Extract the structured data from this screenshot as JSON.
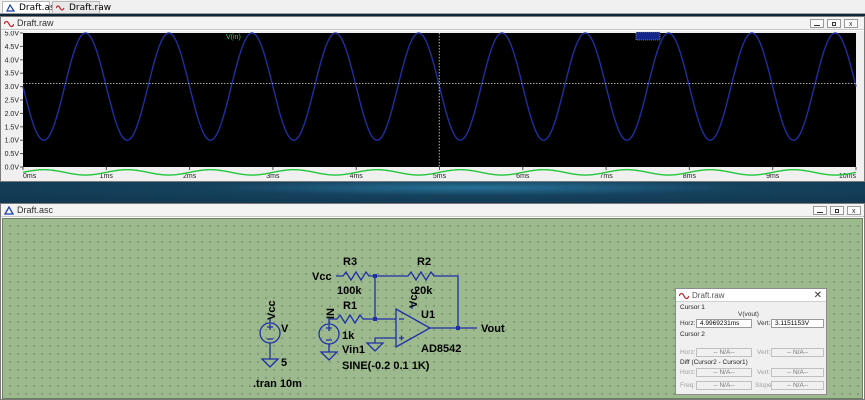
{
  "tabs": [
    {
      "label": "Draft.asc",
      "icon": "schematic-icon",
      "active": true
    },
    {
      "label": "Draft.raw",
      "icon": "waveform-icon",
      "active": false
    }
  ],
  "waveform_window": {
    "title": "Draft.raw",
    "trace_label": "V(in)",
    "chart_data": {
      "type": "line",
      "title": "",
      "xlabel": "",
      "ylabel": "",
      "xlim": [
        0,
        10
      ],
      "ylim": [
        0,
        5
      ],
      "x_unit": "ms",
      "y_unit": "V",
      "x_ticks": [
        "0ms",
        "1ms",
        "2ms",
        "3ms",
        "4ms",
        "5ms",
        "6ms",
        "7ms",
        "8ms",
        "9ms",
        "10ms"
      ],
      "y_ticks": [
        "0.0V",
        "0.5V",
        "1.0V",
        "1.5V",
        "2.0V",
        "2.5V",
        "3.0V",
        "3.5V",
        "4.0V",
        "4.5V",
        "5.0V"
      ],
      "grid": false,
      "background": "#000000",
      "series": [
        {
          "name": "V(in)",
          "color": "#22c83c",
          "kind": "sine",
          "offset": -0.2,
          "amplitude": 0.1,
          "frequency_hz": 1000,
          "phase_deg": 0
        },
        {
          "name": "",
          "color": "#1f2f9e",
          "kind": "sine",
          "offset": 3.0,
          "amplitude": 2.0,
          "frequency_hz": 1000,
          "phase_deg": 180
        }
      ],
      "cursor": {
        "x": 4.9969231,
        "y": 3.1151153,
        "color": "#d9d9d9"
      }
    }
  },
  "schematic_window": {
    "title": "Draft.asc",
    "labels": {
      "r3_name": "R3",
      "r3_value": "100k",
      "r2_name": "R2",
      "r2_value": "20k",
      "r1_name": "R1",
      "r1_value": "1k",
      "u1_name": "U1",
      "u1_part": "AD8542",
      "vcc_left": "Vcc",
      "vcc_src": "Vcc",
      "vcc_opamp": "Vcc",
      "v_src_name": "V",
      "v_src_value": "5",
      "in_label": "IN",
      "vin1_name": "Vin1",
      "vin1_value": "SINE(-0.2 0.1 1K)",
      "vout_label": "Vout",
      "tran_cmd": ".tran 10m"
    }
  },
  "cursor_dialog": {
    "title": "Draft.raw",
    "cursor1_label": "Cursor 1",
    "trace": "V(vout)",
    "horz_label": "Horz:",
    "horz_value": "4.9969231ms",
    "vert_label": "Vert:",
    "vert_value": "3.1151153V",
    "cursor2_label": "Cursor 2",
    "c2_horz_label": "Horz:",
    "c2_horz_value": "-- N/A--",
    "c2_vert_label": "Vert:",
    "c2_vert_value": "-- N/A--",
    "diff_label": "Diff (Cursor2 - Cursor1)",
    "d_horz_label": "Horz:",
    "d_horz_value": "-- N/A--",
    "d_vert_label": "Vert:",
    "d_vert_value": "-- N/A--",
    "freq_label": "Freq:",
    "freq_value": "-- N/A--",
    "slope_label": "Slope:",
    "slope_value": "-- N/A--"
  }
}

_ _ _

__Written instruction__.
Look through the entries above and report each line where the string "title" occurs.

__Task solution__.
    "title": "Draft.raw",
      "title": "",
    "title": "Draft.asc",
    "title": "Draft.raw",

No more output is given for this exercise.